## AIM OF THE EXERCISE
Print all of the data exactly.

## GIVEN RECORDS

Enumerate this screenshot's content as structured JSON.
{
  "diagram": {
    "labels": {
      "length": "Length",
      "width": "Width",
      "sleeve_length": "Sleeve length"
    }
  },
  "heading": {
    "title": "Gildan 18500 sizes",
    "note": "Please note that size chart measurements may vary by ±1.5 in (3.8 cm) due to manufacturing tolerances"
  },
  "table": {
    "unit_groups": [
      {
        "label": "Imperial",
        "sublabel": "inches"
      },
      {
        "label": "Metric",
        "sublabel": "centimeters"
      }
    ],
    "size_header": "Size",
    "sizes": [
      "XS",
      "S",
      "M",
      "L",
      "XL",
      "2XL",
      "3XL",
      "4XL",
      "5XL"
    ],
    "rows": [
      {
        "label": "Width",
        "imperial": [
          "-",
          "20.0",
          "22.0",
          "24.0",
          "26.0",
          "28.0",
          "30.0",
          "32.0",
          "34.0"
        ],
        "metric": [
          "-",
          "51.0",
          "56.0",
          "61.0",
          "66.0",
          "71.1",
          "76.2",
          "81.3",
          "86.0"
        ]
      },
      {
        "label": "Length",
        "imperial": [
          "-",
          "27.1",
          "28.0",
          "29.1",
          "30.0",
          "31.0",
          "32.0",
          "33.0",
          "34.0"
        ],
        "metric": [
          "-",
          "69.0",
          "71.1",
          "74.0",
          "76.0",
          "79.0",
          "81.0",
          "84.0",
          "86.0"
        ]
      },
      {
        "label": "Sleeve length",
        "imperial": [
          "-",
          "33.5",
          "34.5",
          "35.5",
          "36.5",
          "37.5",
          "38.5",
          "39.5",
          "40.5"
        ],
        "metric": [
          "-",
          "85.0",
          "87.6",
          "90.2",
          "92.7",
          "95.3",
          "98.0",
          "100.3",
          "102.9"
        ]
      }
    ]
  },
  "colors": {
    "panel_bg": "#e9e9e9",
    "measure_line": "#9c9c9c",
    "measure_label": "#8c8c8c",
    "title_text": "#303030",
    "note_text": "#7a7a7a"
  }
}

## RIGHT ANSWER
Enumerate this screenshot's content as structured JSON.
{
  "diagram": {
    "labels": {
      "length": "Length",
      "width": "Width",
      "sleeve_length": "Sleeve length"
    }
  },
  "heading": {
    "title": "Gildan 18500 sizes",
    "note": "Please note that size chart measurements may vary by ±1.5 in (3.8 cm) due to manufacturing tolerances"
  },
  "table": {
    "unit_groups": [
      {
        "label": "Imperial",
        "sublabel": "inches"
      },
      {
        "label": "Metric",
        "sublabel": "centimeters"
      }
    ],
    "size_header": "Size",
    "sizes": [
      "XS",
      "S",
      "M",
      "L",
      "XL",
      "2XL",
      "3XL",
      "4XL",
      "5XL"
    ],
    "rows": [
      {
        "label": "Width",
        "imperial": [
          "-",
          "20.0",
          "22.0",
          "24.0",
          "26.0",
          "28.0",
          "30.0",
          "32.0",
          "34.0"
        ],
        "metric": [
          "-",
          "51.0",
          "56.0",
          "61.0",
          "66.0",
          "71.1",
          "76.2",
          "81.3",
          "86.0"
        ]
      },
      {
        "label": "Length",
        "imperial": [
          "-",
          "27.1",
          "28.0",
          "29.1",
          "30.0",
          "31.0",
          "32.0",
          "33.0",
          "34.0"
        ],
        "metric": [
          "-",
          "69.0",
          "71.1",
          "74.0",
          "76.0",
          "79.0",
          "81.0",
          "84.0",
          "86.0"
        ]
      },
      {
        "label": "Sleeve length",
        "imperial": [
          "-",
          "33.5",
          "34.5",
          "35.5",
          "36.5",
          "37.5",
          "38.5",
          "39.5",
          "40.5"
        ],
        "metric": [
          "-",
          "85.0",
          "87.6",
          "90.2",
          "92.7",
          "95.3",
          "98.0",
          "100.3",
          "102.9"
        ]
      }
    ]
  },
  "colors": {
    "panel_bg": "#e9e9e9",
    "measure_line": "#9c9c9c",
    "measure_label": "#8c8c8c",
    "title_text": "#303030",
    "note_text": "#7a7a7a"
  }
}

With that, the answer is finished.